Extrait source →
- - - -

ENQUÊTE - Une étude de SOS Racisme et du CNRS dévoilée ce jeudi fait état des discriminations en France dans l'accès aux bien et aux services, dont l'hébergement touristique. LCI a pu se procurer les résultats de cette enquête qui révèle des véritables écarts.

Il l'a annoncé le 14 novembre dernier dans son discours sur la politique de la Ville. Emmanuel Macron souhaite "traquer les employeurs qui ne respectent pas ce qui est dans la loi qui interdit la discrimination à l'embauche comme à la promotion" et "pénaliser les entreprises qui ont recours à ces pratiques". Et selon l'enquête "Diamant" de SOS Racisme et du CNRS dévoilée ce jeudi, il y a encore du travail.

Pour réaliser ce testing de grande envergure, plus de 2.500 tests ont été ainsi réalisés sur la base de plusieurs offres, nécessitant nécessité l'envoi de plus de 15.000 demandes à des opérateurs dans sept secteurs différents. L'objectif de l'étude "Diamant" est de mesurer les freins dans l'accès à formation professionnelle, l’achat d'une voiture d'occasion, la souscription à une assurance automobile, une complémentaire-santé ou un crédit à la consommation, la reprise d'entreprise, et l'hébergement touristique.

- - - -

Énoncé → D'après l'extrait consacré à l'enquête « Diamant », dans combien de secteurs différents les demandes ont-elles été envoyées à des opérateurs ?

Données enregistrées →
- - - -

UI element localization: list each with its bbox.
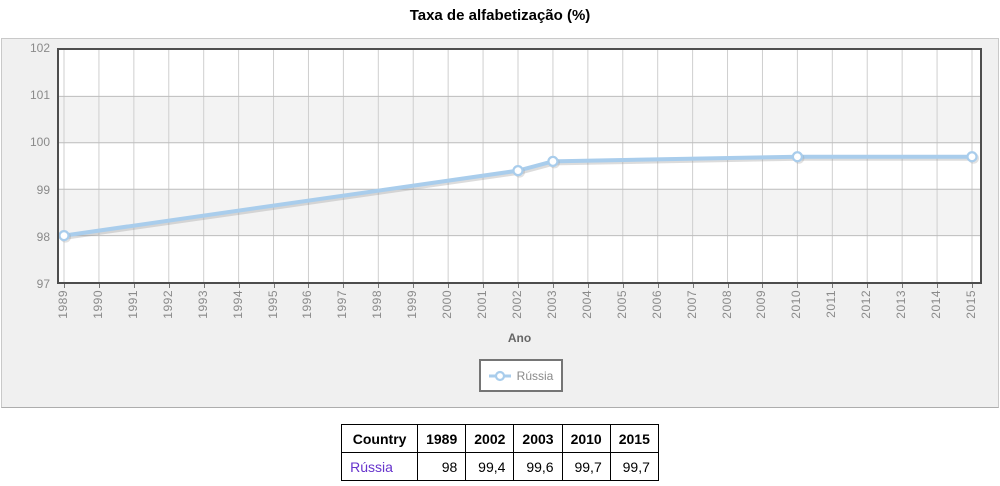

- - - -

Résultat → Dans sept secteurs différents.